Aim of the exercise =>
Select the lines of the records containing the word "рекламе" and list them.
********************
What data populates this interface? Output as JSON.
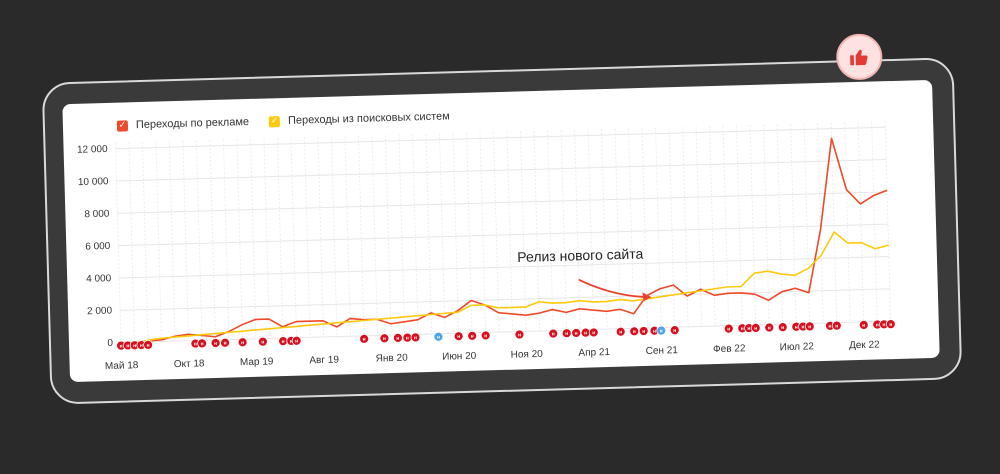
{
  "chart_data": {
    "type": "line",
    "ylim": [
      0,
      12000
    ],
    "yticks": [
      "12 000",
      "10 000",
      "8 000",
      "6 000",
      "4 000",
      "2 000",
      "0"
    ],
    "ytick_values": [
      12000,
      10000,
      8000,
      6000,
      4000,
      2000,
      0
    ],
    "x_labels": [
      "Май 18",
      "Окт 18",
      "Мар 19",
      "Авг 19",
      "Янв 20",
      "Июн 20",
      "Ноя 20",
      "Апр 21",
      "Сен 21",
      "Фев 22",
      "Июл 22",
      "Дек 22"
    ],
    "x_label_months": [
      0,
      5,
      10,
      15,
      20,
      25,
      30,
      35,
      40,
      45,
      50,
      55
    ],
    "x_months_total": 57,
    "grid": true,
    "legend_position": "top-left",
    "series": [
      {
        "name": "Переходы по рекламе",
        "color": "#ee4a2a",
        "values": [
          0,
          0,
          50,
          100,
          300,
          400,
          300,
          200,
          500,
          900,
          1200,
          1200,
          700,
          1000,
          1000,
          1000,
          600,
          1100,
          1000,
          1000,
          700,
          800,
          900,
          1300,
          1000,
          1400,
          2000,
          1700,
          1200,
          1100,
          1000,
          1100,
          1300,
          1100,
          1300,
          1200,
          1100,
          1200,
          900,
          2000,
          2400,
          2600,
          1900,
          2300,
          1900,
          2000,
          2000,
          1900,
          1500,
          2000,
          2200,
          1900,
          5800,
          11400,
          8200,
          7300,
          7800,
          8100
        ]
      },
      {
        "name": "Переходы из поисковых систем",
        "color": "#ffc90e",
        "values": [
          0,
          0,
          100,
          200,
          250,
          300,
          350,
          400,
          450,
          500,
          550,
          600,
          650,
          700,
          750,
          800,
          850,
          900,
          950,
          1000,
          1050,
          1100,
          1150,
          1200,
          1250,
          1300,
          1700,
          1700,
          1500,
          1500,
          1500,
          1800,
          1700,
          1700,
          1800,
          1700,
          1700,
          1800,
          1700,
          1800,
          1900,
          2000,
          2100,
          2200,
          2300,
          2400,
          2400,
          3200,
          3300,
          3100,
          3000,
          3400,
          4200,
          5600,
          4900,
          4900,
          4500,
          4700
        ]
      }
    ],
    "annotations": [
      "Релиз нового сайта"
    ],
    "event_markers": {
      "label": "н",
      "red_color": "#d8101e",
      "blue_color": "#4aa4e6",
      "red_months": [
        0,
        0.5,
        1,
        1.5,
        2,
        5.5,
        6,
        7,
        7.7,
        9,
        10.5,
        12,
        12.6,
        13,
        18,
        19.5,
        20.5,
        21.2,
        21.8,
        25,
        26,
        27,
        29.5,
        32,
        33,
        33.7,
        34.4,
        35,
        37,
        38,
        38.7,
        39.5,
        41,
        45,
        46,
        46.5,
        47,
        48,
        49,
        50,
        50.5,
        51,
        52.5,
        53,
        55,
        56,
        56.5,
        57
      ],
      "blue_months": [
        23.5,
        40
      ]
    }
  },
  "legend": {
    "ads_label": "Переходы по рекламе",
    "search_label": "Переходы из поисковых систем",
    "check_glyph": "✓"
  },
  "annotation": {
    "text": "Релиз нового сайта"
  },
  "badge": {
    "icon": "thumbs-up-icon"
  }
}
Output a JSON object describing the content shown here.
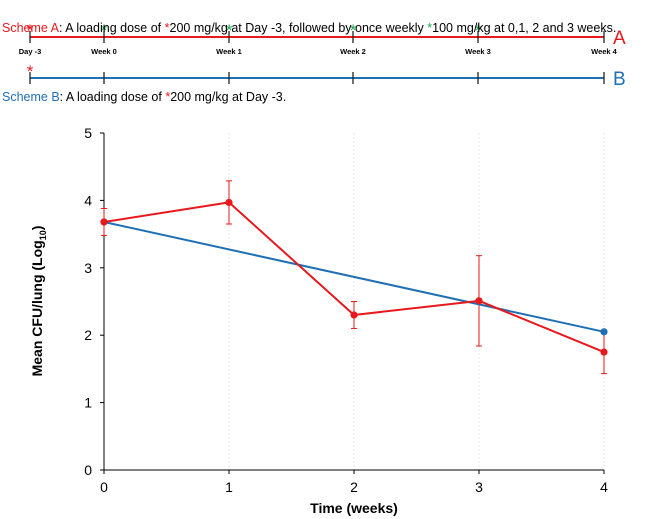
{
  "schedule": {
    "scheme_a": {
      "letter": "A",
      "color": "#e8191c",
      "markers": [
        {
          "label": "Day -3",
          "star": "red"
        },
        {
          "label": "Week 0",
          "star": "green"
        },
        {
          "label": "Week 1",
          "star": "green"
        },
        {
          "label": "Week 2",
          "star": "green"
        },
        {
          "label": "Week 3",
          "star": "green"
        },
        {
          "label": "Week 4",
          "star": null
        }
      ]
    },
    "scheme_b": {
      "letter": "B",
      "color": "#1f6fb4",
      "markers": [
        {
          "star": "red"
        },
        {
          "star": null
        },
        {
          "star": null
        },
        {
          "star": null
        },
        {
          "star": null
        },
        {
          "star": null
        }
      ]
    },
    "star_glyph": "*",
    "star_colors": {
      "red": "#e8191c",
      "green": "#1aa84b"
    },
    "caption_a": {
      "prefix": "Scheme A",
      "t1": ": A loading dose of ",
      "t2": "200 mg/kg at Day -3, followed by once weekly ",
      "t3": "100 mg/kg at 0,1, 2 and 3 weeks."
    },
    "caption_b": {
      "prefix": "Scheme B",
      "t1": ": A loading dose of ",
      "t2": "200 mg/kg at Day -3."
    }
  },
  "chart_data": {
    "type": "line",
    "xlabel": "Time (weeks)",
    "ylabel_main": "Mean CFU/lung (Log",
    "ylabel_sub": "10",
    "ylabel_close": ")",
    "x": [
      0,
      1,
      2,
      3,
      4
    ],
    "xlim": [
      0,
      4
    ],
    "ylim": [
      0,
      5
    ],
    "yticks": [
      0,
      1,
      2,
      3,
      4,
      5
    ],
    "xticks": [
      0,
      1,
      2,
      3,
      4
    ],
    "series": [
      {
        "name": "Scheme A",
        "color": "#e8191c",
        "x": [
          0,
          1,
          2,
          3,
          4
        ],
        "values": [
          3.68,
          3.97,
          2.3,
          2.51,
          1.75
        ],
        "err": [
          0.2,
          0.32,
          0.2,
          0.67,
          0.32
        ]
      },
      {
        "name": "Scheme B",
        "color": "#1f6fb4",
        "x": [
          0,
          4
        ],
        "values": [
          3.68,
          2.05
        ]
      }
    ]
  }
}
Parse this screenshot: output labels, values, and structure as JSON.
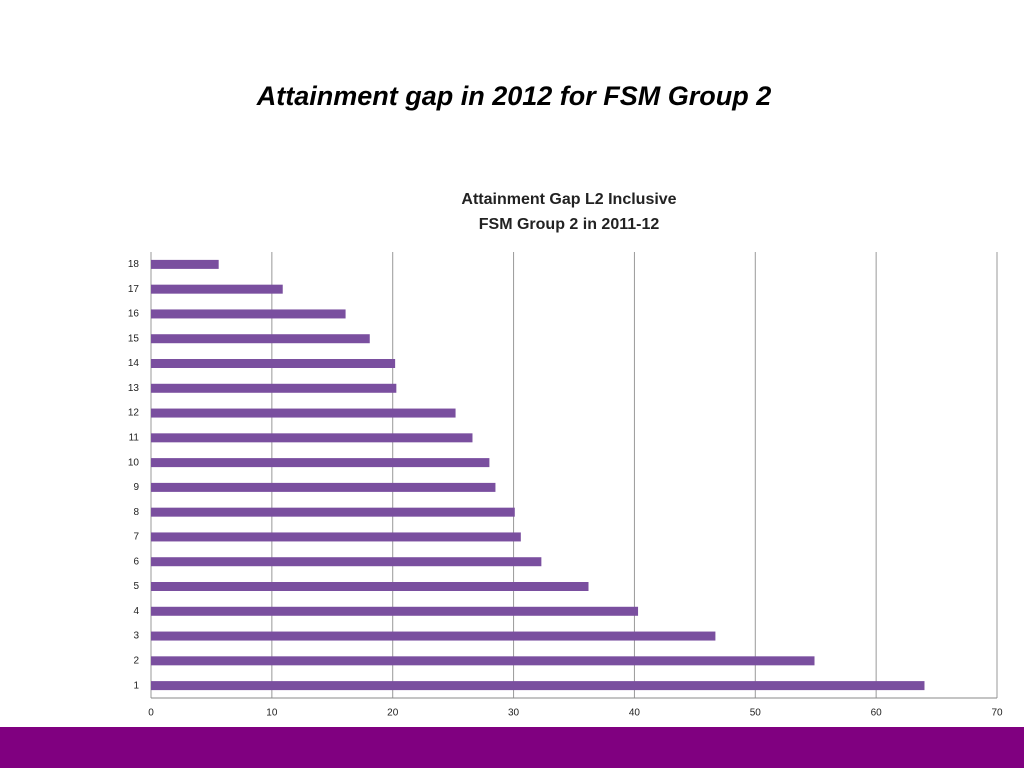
{
  "header": {
    "title": "Attainment gap in 2012 for FSM Group 2"
  },
  "chart_data": {
    "type": "bar",
    "orientation": "horizontal",
    "title": [
      "Attainment Gap L2 Inclusive",
      "FSM Group 2 in 2011-12"
    ],
    "categories": [
      "1",
      "2",
      "3",
      "4",
      "5",
      "6",
      "7",
      "8",
      "9",
      "10",
      "11",
      "12",
      "13",
      "14",
      "15",
      "16",
      "17",
      "18"
    ],
    "values": [
      64.0,
      54.9,
      46.7,
      40.3,
      36.2,
      32.3,
      30.6,
      30.1,
      28.5,
      28.0,
      26.6,
      25.2,
      20.3,
      20.2,
      18.1,
      16.1,
      10.9,
      5.6
    ],
    "color": "#7a4f9f",
    "xlim": [
      0,
      70
    ],
    "xticks": [
      0,
      10,
      20,
      30,
      40,
      50,
      60,
      70
    ],
    "grid": true
  }
}
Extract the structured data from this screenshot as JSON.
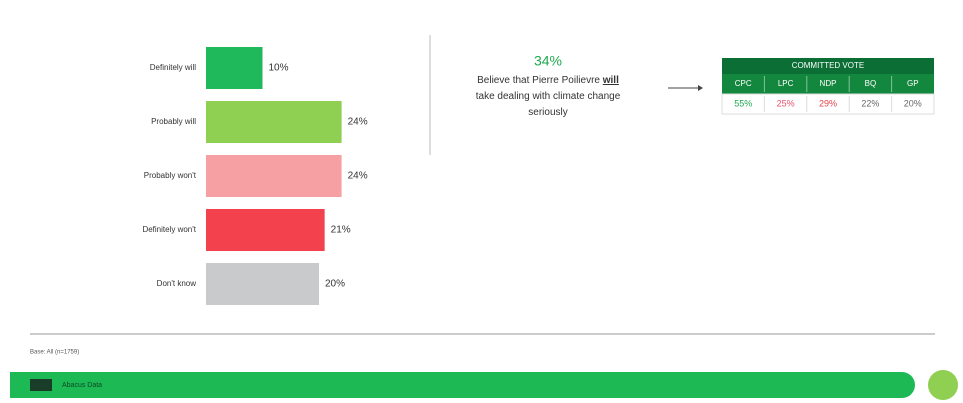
{
  "chart_data": {
    "type": "bar",
    "orientation": "horizontal",
    "categories": [
      "Definitely will",
      "Probably will",
      "Probably won't",
      "Definitely won't",
      "Don't know"
    ],
    "values": [
      10,
      24,
      24,
      21,
      20
    ],
    "value_labels": [
      "10%",
      "24%",
      "24%",
      "21%",
      "20%"
    ],
    "colors": [
      "#1fb85a",
      "#8fcf52",
      "#f6a0a3",
      "#f3424d",
      "#c9cacb"
    ]
  },
  "callout": {
    "value": "34%",
    "text_before": "Believe that Pierre Poilievre ",
    "text_bold": "will",
    "text_after": " take dealing with climate change seriously"
  },
  "table": {
    "title": "COMMITTED VOTE",
    "columns": [
      "CPC",
      "LPC",
      "NDP",
      "BQ",
      "GP"
    ],
    "values": [
      "55%",
      "25%",
      "29%",
      "22%",
      "20%"
    ],
    "colors": [
      "#1fa84f",
      "#e8506a",
      "#e8404a",
      "#666666",
      "#666666"
    ]
  },
  "footer": {
    "note": "Base: All (n=1759)",
    "banner": "Abacus Data"
  }
}
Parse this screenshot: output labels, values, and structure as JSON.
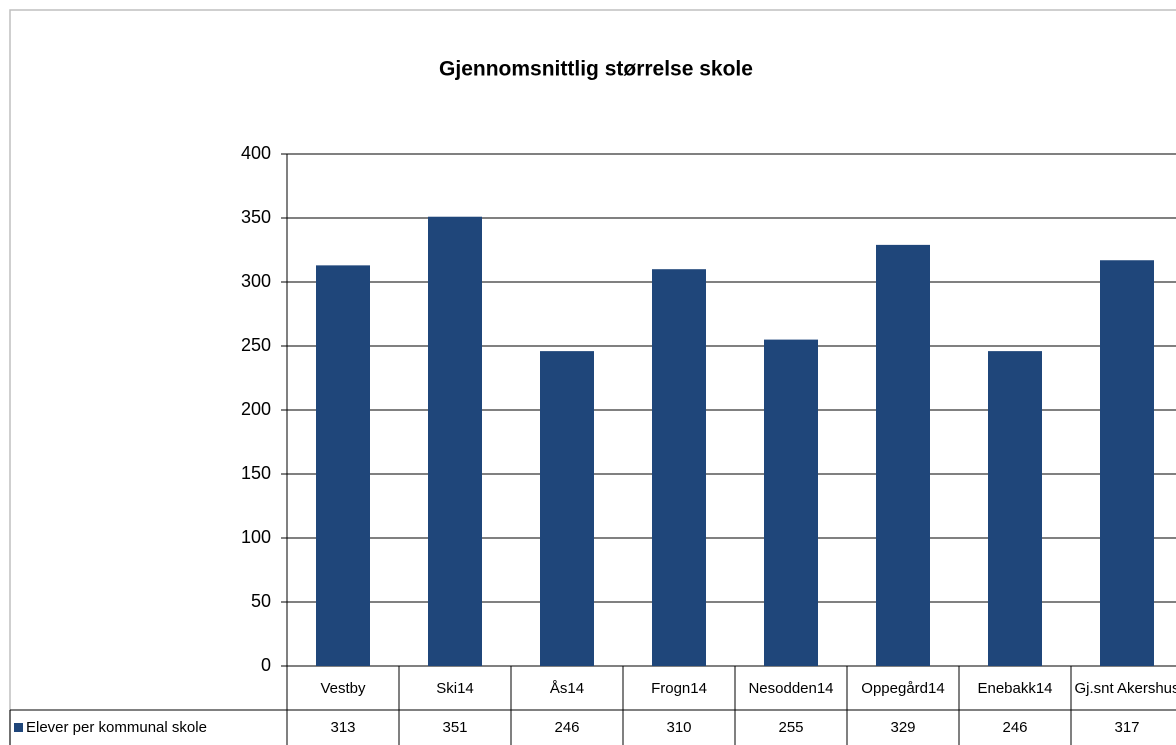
{
  "chart_data": {
    "type": "bar",
    "title": "Gjennomsnittlig størrelse skole",
    "categories": [
      "Vestby",
      "Ski14",
      "Ås14",
      "Frogn14",
      "Nesodden14",
      "Oppegård14",
      "Enebakk14",
      "Gj.snt Akershus"
    ],
    "series": [
      {
        "name": "Elever per kommunal skole",
        "color": "#1f467a",
        "values": [
          313,
          351,
          246,
          310,
          255,
          329,
          246,
          317
        ]
      }
    ],
    "ylim": [
      0,
      400
    ],
    "yticks": [
      0,
      50,
      100,
      150,
      200,
      250,
      300,
      350,
      400
    ],
    "grid": true,
    "data_table": true
  }
}
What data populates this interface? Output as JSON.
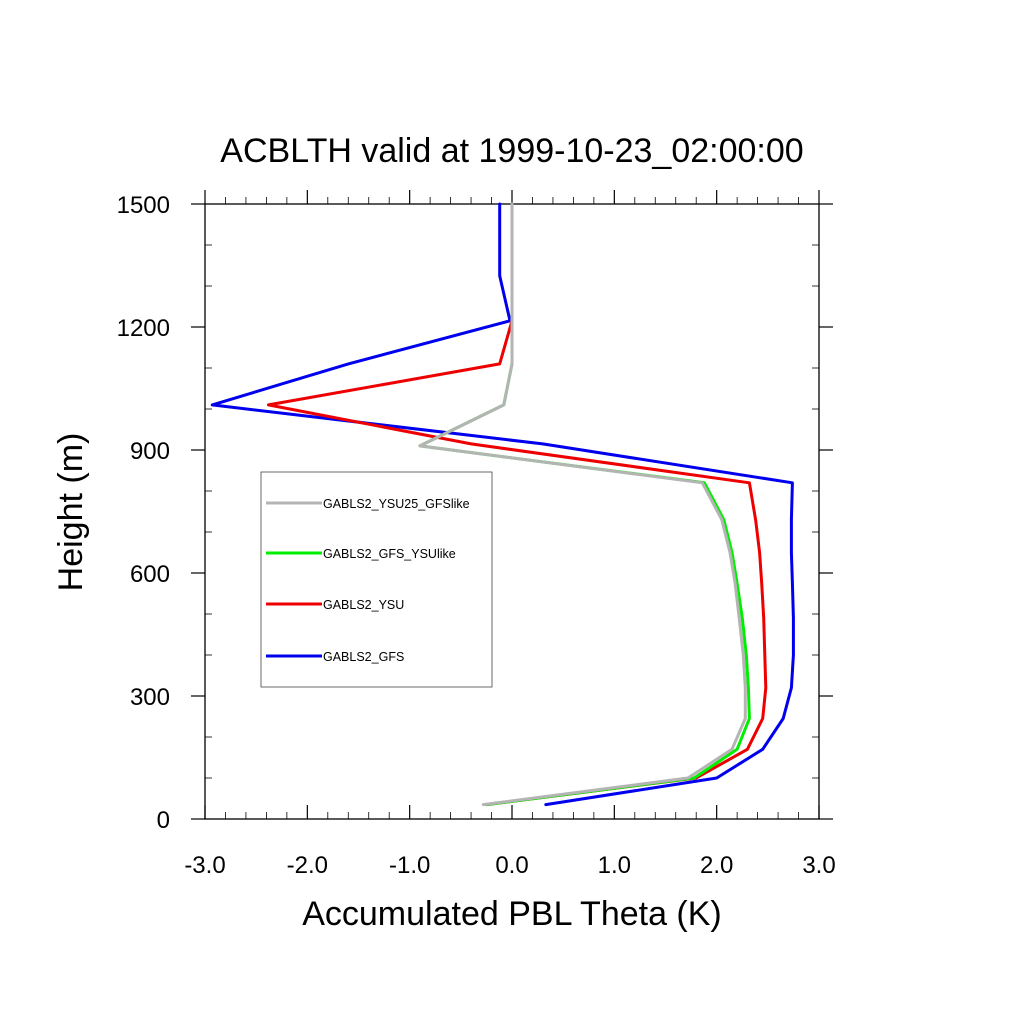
{
  "chart_data": {
    "type": "line",
    "title": "ACBLTH valid at 1999-10-23_02:00:00",
    "xlabel": "Accumulated PBL Theta (K)",
    "ylabel": "Height (m)",
    "xlim": [
      -3.0,
      3.0
    ],
    "ylim": [
      0,
      1500
    ],
    "xticks": [
      -3.0,
      -2.0,
      -1.0,
      0.0,
      1.0,
      2.0,
      3.0
    ],
    "xtick_labels": [
      "-3.0",
      "-2.0",
      "-1.0",
      "0.0",
      "1.0",
      "2.0",
      "3.0"
    ],
    "yticks": [
      0,
      300,
      600,
      900,
      1200,
      1500
    ],
    "ytick_labels": [
      "0",
      "300",
      "600",
      "900",
      "1200",
      "1500"
    ],
    "grid": false,
    "legend_position": "left-middle",
    "series": [
      {
        "name": "GABLS2_GFS",
        "color": "#0000ee",
        "points": [
          [
            0.33,
            35
          ],
          [
            2.0,
            100
          ],
          [
            2.45,
            170
          ],
          [
            2.65,
            245
          ],
          [
            2.73,
            320
          ],
          [
            2.75,
            400
          ],
          [
            2.75,
            490
          ],
          [
            2.74,
            575
          ],
          [
            2.73,
            650
          ],
          [
            2.73,
            730
          ],
          [
            2.74,
            820
          ],
          [
            0.3,
            915
          ],
          [
            -2.93,
            1010
          ],
          [
            -1.6,
            1110
          ],
          [
            -0.02,
            1215
          ],
          [
            -0.12,
            1325
          ],
          [
            -0.12,
            1500
          ]
        ]
      },
      {
        "name": "GABLS2_YSU",
        "color": "#ee0000",
        "points": [
          [
            -0.25,
            35
          ],
          [
            1.8,
            100
          ],
          [
            2.3,
            170
          ],
          [
            2.45,
            245
          ],
          [
            2.48,
            320
          ],
          [
            2.47,
            400
          ],
          [
            2.46,
            490
          ],
          [
            2.44,
            575
          ],
          [
            2.42,
            650
          ],
          [
            2.38,
            730
          ],
          [
            2.32,
            820
          ],
          [
            -0.4,
            915
          ],
          [
            -2.38,
            1010
          ],
          [
            -0.12,
            1110
          ],
          [
            0.0,
            1215
          ],
          [
            0.0,
            1325
          ],
          [
            0.0,
            1500
          ]
        ]
      },
      {
        "name": "GABLS2_GFS_YSUlike",
        "color": "#00ee00",
        "points": [
          [
            -0.25,
            35
          ],
          [
            1.78,
            100
          ],
          [
            2.2,
            170
          ],
          [
            2.32,
            245
          ],
          [
            2.31,
            320
          ],
          [
            2.29,
            400
          ],
          [
            2.25,
            490
          ],
          [
            2.2,
            575
          ],
          [
            2.15,
            650
          ],
          [
            2.07,
            730
          ],
          [
            1.88,
            820
          ],
          [
            -0.9,
            910
          ],
          [
            -0.08,
            1010
          ],
          [
            0.0,
            1110
          ],
          [
            0.0,
            1215
          ],
          [
            0.0,
            1325
          ],
          [
            0.0,
            1500
          ]
        ]
      },
      {
        "name": "GABLS2_YSU25_GFSlike",
        "color": "#b4b4b4",
        "points": [
          [
            -0.28,
            35
          ],
          [
            1.72,
            100
          ],
          [
            2.15,
            170
          ],
          [
            2.28,
            245
          ],
          [
            2.28,
            320
          ],
          [
            2.26,
            400
          ],
          [
            2.22,
            490
          ],
          [
            2.18,
            575
          ],
          [
            2.13,
            650
          ],
          [
            2.05,
            730
          ],
          [
            1.86,
            820
          ],
          [
            -0.9,
            910
          ],
          [
            -0.08,
            1010
          ],
          [
            0.0,
            1110
          ],
          [
            0.0,
            1215
          ],
          [
            0.0,
            1325
          ],
          [
            0.0,
            1500
          ]
        ]
      }
    ],
    "legend_order": [
      "GABLS2_YSU25_GFSlike",
      "GABLS2_GFS_YSUlike",
      "GABLS2_YSU",
      "GABLS2_GFS"
    ]
  }
}
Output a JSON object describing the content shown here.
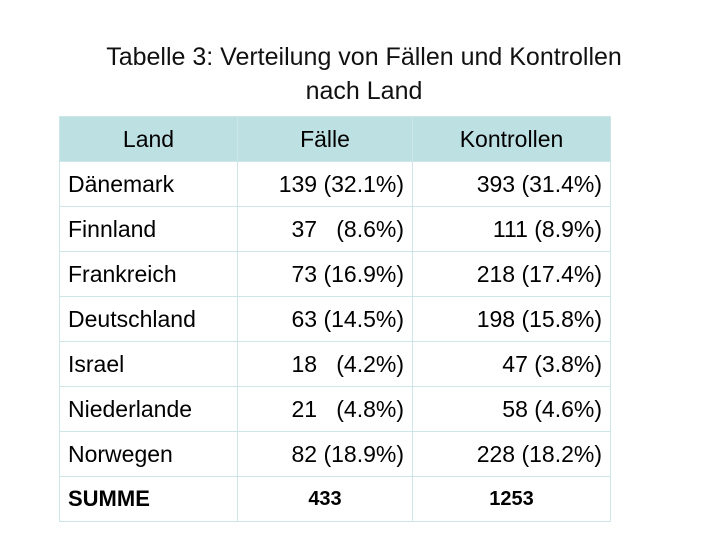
{
  "title": [
    "Tabelle 3: Verteilung von Fällen und Kontrollen",
    "nach Land"
  ],
  "table": {
    "headers": [
      "Land",
      "Fälle",
      "Kontrollen"
    ],
    "rows": [
      {
        "land": "Dänemark",
        "faelle": "139 (32.1%)",
        "kontrollen": "393 (31.4%)"
      },
      {
        "land": "Finnland",
        "faelle": "37   (8.6%)",
        "kontrollen": "111 (8.9%)"
      },
      {
        "land": "Frankreich",
        "faelle": "73 (16.9%)",
        "kontrollen": "218 (17.4%)"
      },
      {
        "land": "Deutschland",
        "faelle": "63 (14.5%)",
        "kontrollen": "198 (15.8%)"
      },
      {
        "land": "Israel",
        "faelle": "18   (4.2%)",
        "kontrollen": "47 (3.8%)"
      },
      {
        "land": "Niederlande",
        "faelle": "21   (4.8%)",
        "kontrollen": "58 (4.6%)"
      },
      {
        "land": "Norwegen",
        "faelle": "82 (18.9%)",
        "kontrollen": "228 (18.2%)"
      }
    ],
    "summe": {
      "label": "SUMME",
      "faelle": "433",
      "kontrollen": "1253"
    }
  },
  "colors": {
    "header_bg": "#bde0e3",
    "grid": "#cfe6e8"
  }
}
********************
The response =>
        "name": "Переходы по рекламе",
    "ads_label": "Переходы по рекламе",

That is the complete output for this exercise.